## Set exercise
Lines containing the word "ffffff" are to be located and copied.

## Record list
_ _ _

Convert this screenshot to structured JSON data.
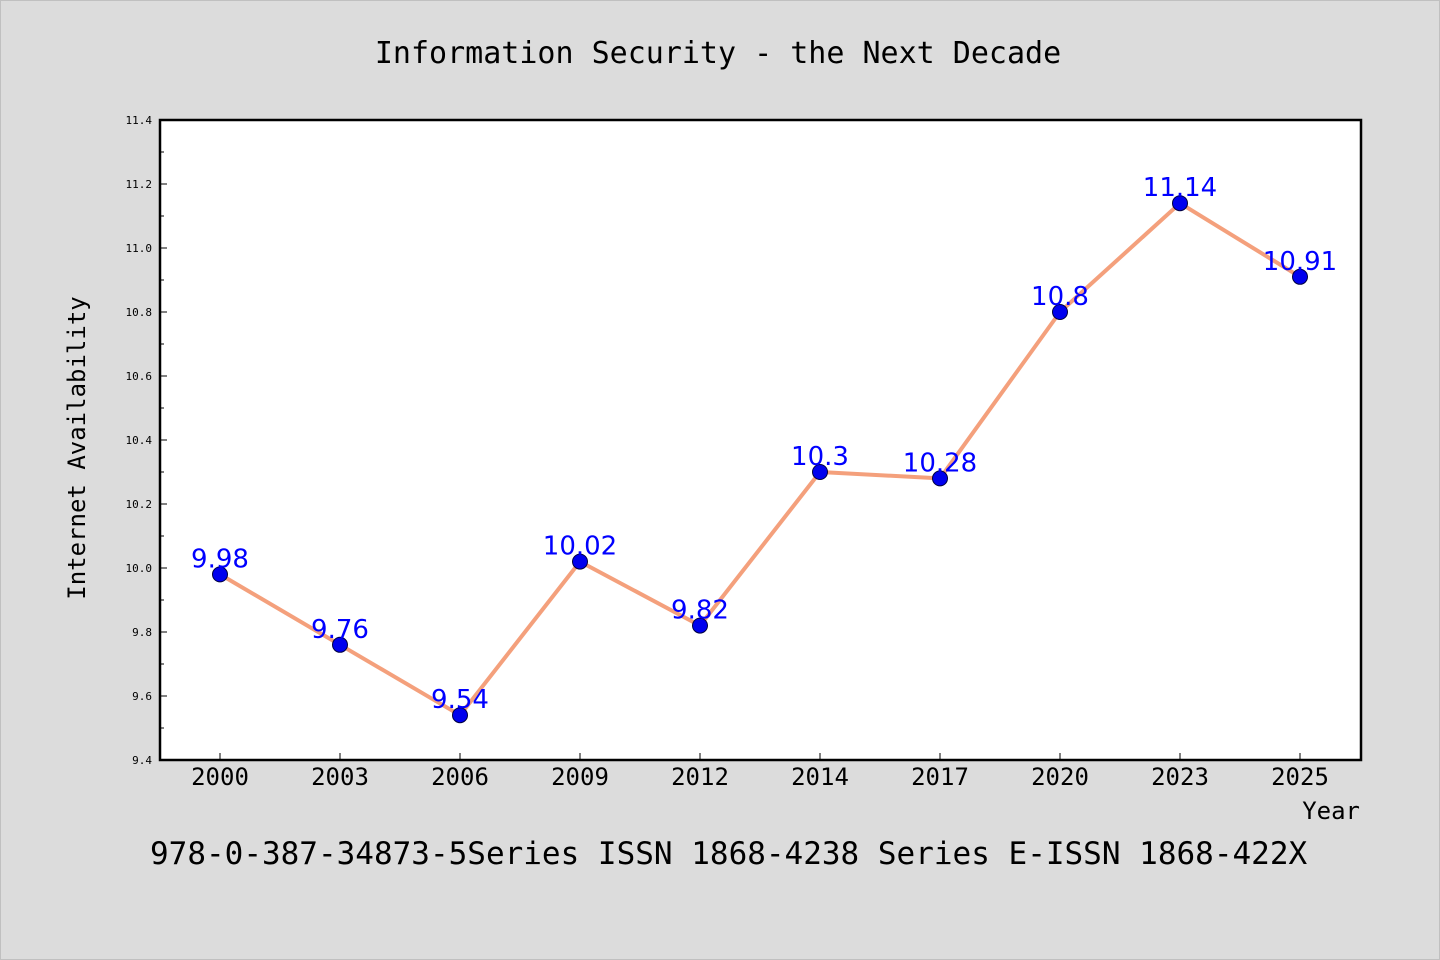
{
  "chart_data": {
    "type": "line",
    "title": "Information Security - the Next Decade",
    "xlabel": "Year",
    "ylabel": "Internet Availability",
    "footer": "978-0-387-34873-5Series ISSN 1868-4238 Series E-ISSN 1868-422X",
    "categories": [
      "2000",
      "2003",
      "2006",
      "2009",
      "2012",
      "2014",
      "2017",
      "2020",
      "2023",
      "2025"
    ],
    "series": [
      {
        "values": [
          9.98,
          9.76,
          9.54,
          10.02,
          9.82,
          10.3,
          10.28,
          10.8,
          11.14,
          10.91
        ],
        "labels": [
          "9.98",
          "9.76",
          "9.54",
          "10.02",
          "9.82",
          "10.3",
          "10.28",
          "10.8",
          "11.14",
          "10.91"
        ],
        "line_color": "#f4a07c",
        "marker_color": "#0000ee"
      }
    ],
    "ylim": [
      9.4,
      11.4
    ],
    "yticks": [
      "9.4",
      "9.6",
      "9.8",
      "10.0",
      "10.2",
      "10.4",
      "10.6",
      "10.8",
      "11.0",
      "11.2",
      "11.4"
    ],
    "grid": false,
    "legend": "none",
    "label_color": "#0000ff"
  }
}
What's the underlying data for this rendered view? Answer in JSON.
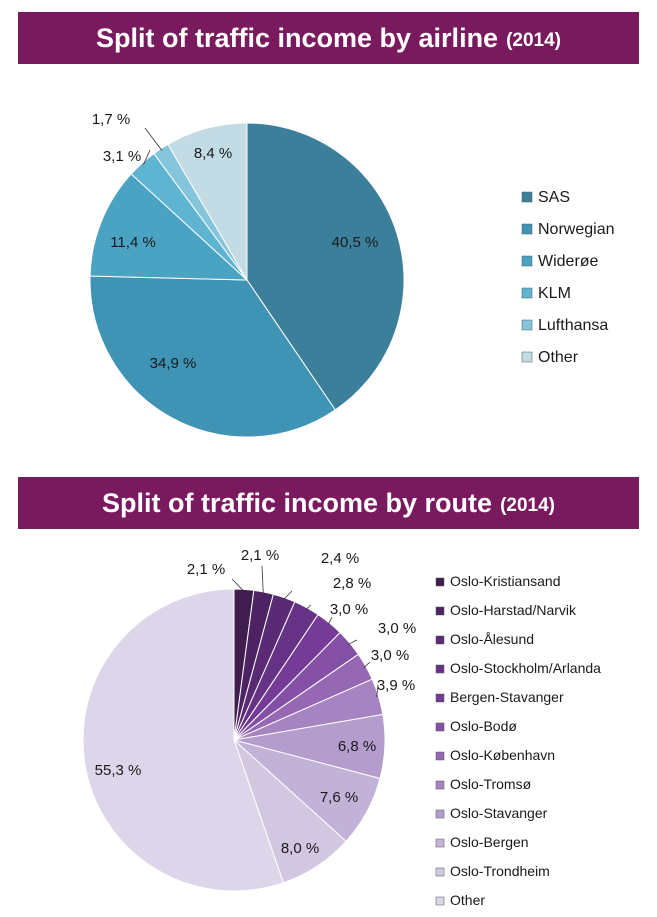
{
  "charts_text": {
    "airline": {
      "title": "Split of traffic income by airline",
      "year": "(2014)"
    },
    "route": {
      "title": "Split of traffic income by route",
      "year": "(2014)"
    }
  },
  "chart_data": [
    {
      "type": "pie",
      "title": "Split of traffic income by airline",
      "subtitle": "(2014)",
      "legend_position": "right",
      "categories": [
        "SAS",
        "Norwegian",
        "Widerøe",
        "KLM",
        "Lufthansa",
        "Other"
      ],
      "values": [
        40.5,
        34.9,
        11.4,
        3.1,
        1.7,
        8.4
      ],
      "labels": [
        "40,5 %",
        "34,9 %",
        "11,4 %",
        "3,1 %",
        "1,7 %",
        "8,4 %"
      ],
      "colors": [
        "#3b7f9a",
        "#3f93b4",
        "#4aa3c3",
        "#5fb4d2",
        "#85c5dc",
        "#c2dbe5"
      ]
    },
    {
      "type": "pie",
      "title": "Split of traffic income by route",
      "subtitle": "(2014)",
      "legend_position": "right",
      "categories": [
        "Oslo-Kristiansand",
        "Oslo-Harstad/Narvik",
        "Oslo-Ålesund",
        "Oslo-Stockholm/Arlanda",
        "Bergen-Stavanger",
        "Oslo-Bodø",
        "Oslo-København",
        "Oslo-Tromsø",
        "Oslo-Stavanger",
        "Oslo-Bergen",
        "Oslo-Trondheim",
        "Other"
      ],
      "values": [
        2.1,
        2.1,
        2.4,
        2.8,
        3.0,
        3.0,
        3.0,
        3.9,
        6.8,
        7.6,
        8.0,
        55.3
      ],
      "labels": [
        "2,1 %",
        "2,1 %",
        "2,4 %",
        "2,8 %",
        "3,0 %",
        "3,0 %",
        "3,0 %",
        "3,9 %",
        "6,8 %",
        "7,6 %",
        "8,0 %",
        "55,3 %"
      ],
      "colors": [
        "#3f1d4e",
        "#4d2363",
        "#5a2a74",
        "#663285",
        "#743c96",
        "#8450a6",
        "#9668b4",
        "#a683c1",
        "#b49ccd",
        "#c3b2d7",
        "#d2c6e1",
        "#ddd6ea"
      ]
    }
  ]
}
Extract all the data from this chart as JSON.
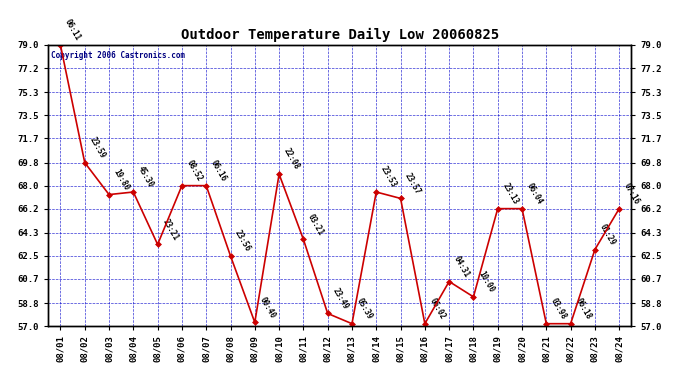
{
  "title": "Outdoor Temperature Daily Low 20060825",
  "copyright": "Copyright 2006 Castronics.com",
  "dates": [
    "08/01",
    "08/02",
    "08/03",
    "08/04",
    "08/05",
    "08/06",
    "08/07",
    "08/08",
    "08/09",
    "08/10",
    "08/11",
    "08/12",
    "08/13",
    "08/14",
    "08/15",
    "08/16",
    "08/17",
    "08/18",
    "08/19",
    "08/20",
    "08/21",
    "08/22",
    "08/23",
    "08/24"
  ],
  "values": [
    79.0,
    69.8,
    67.3,
    67.5,
    63.4,
    68.0,
    68.0,
    62.5,
    57.3,
    68.9,
    63.8,
    58.0,
    57.2,
    67.5,
    67.0,
    57.2,
    60.5,
    59.3,
    66.2,
    66.2,
    57.2,
    57.2,
    63.0,
    66.2
  ],
  "time_labels": [
    "06:11",
    "23:59",
    "19:80",
    "45:30",
    "23:21",
    "08:52",
    "06:16",
    "23:56",
    "00:40",
    "22:08",
    "03:21",
    "23:49",
    "05:39",
    "23:53",
    "23:57",
    "06:02",
    "04:31",
    "10:00",
    "23:13",
    "06:04",
    "03:98",
    "06:18",
    "01:29",
    "07:16"
  ],
  "ylim": [
    57.0,
    79.0
  ],
  "yticks": [
    57.0,
    58.8,
    60.7,
    62.5,
    64.3,
    66.2,
    68.0,
    69.8,
    71.7,
    73.5,
    75.3,
    77.2,
    79.0
  ],
  "line_color": "#cc0000",
  "marker_color": "#cc0000",
  "bg_color": "#ffffff",
  "plot_bg_color": "#ffffff",
  "grid_color": "#0000cc",
  "title_color": "#000000",
  "tick_color": "#000000",
  "copyright_color": "#000080"
}
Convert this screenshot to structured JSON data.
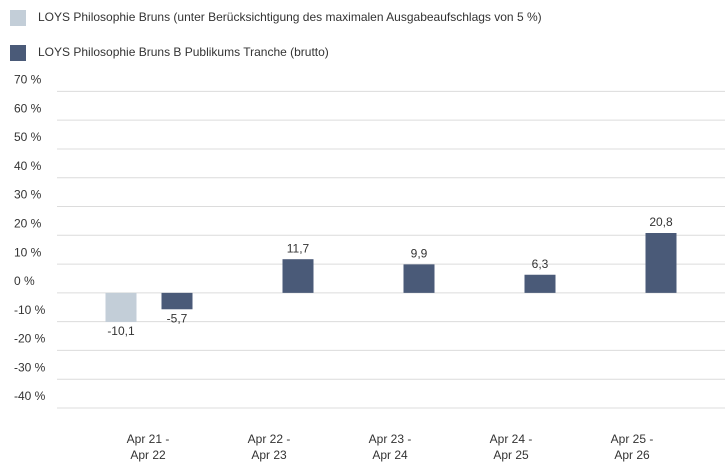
{
  "chart_data": {
    "type": "bar",
    "categories": [
      [
        "Apr 21 -",
        "Apr 22"
      ],
      [
        "Apr 22 -",
        "Apr 23"
      ],
      [
        "Apr 23 -",
        "Apr 24"
      ],
      [
        "Apr 24 -",
        "Apr 25"
      ],
      [
        "Apr 25 -",
        "Apr 26"
      ]
    ],
    "series": [
      {
        "name": "LOYS Philosophie Bruns (unter Berücksichtigung des maximalen Ausgabeaufschlags von 5 %)",
        "color": "#c3ced8",
        "values": [
          -10.1,
          null,
          null,
          null,
          null
        ],
        "value_labels": [
          "-10,1",
          null,
          null,
          null,
          null
        ]
      },
      {
        "name": "LOYS Philosophie Bruns B Publikums Tranche (brutto)",
        "color": "#4a5a78",
        "values": [
          -5.7,
          11.7,
          9.9,
          6.3,
          20.8
        ],
        "value_labels": [
          "-5,7",
          "11,7",
          "9,9",
          "6,3",
          "20,8"
        ]
      }
    ],
    "ylim": [
      -40,
      70
    ],
    "yticks": [
      {
        "value": 70,
        "label": "70 %"
      },
      {
        "value": 60,
        "label": "60 %"
      },
      {
        "value": 50,
        "label": "50 %"
      },
      {
        "value": 40,
        "label": "40 %"
      },
      {
        "value": 30,
        "label": "30 %"
      },
      {
        "value": 20,
        "label": "20 %"
      },
      {
        "value": 10,
        "label": "10 %"
      },
      {
        "value": 0,
        "label": "0 %"
      },
      {
        "value": -10,
        "label": "-10 %"
      },
      {
        "value": -20,
        "label": "-20 %"
      },
      {
        "value": -30,
        "label": "-30 %"
      },
      {
        "value": -40,
        "label": "-40 %"
      }
    ],
    "grid": true
  }
}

_ _ _

## Worked answer
  "bg_color": "#ffffff",
  "plot_bg_color": "#ffffff",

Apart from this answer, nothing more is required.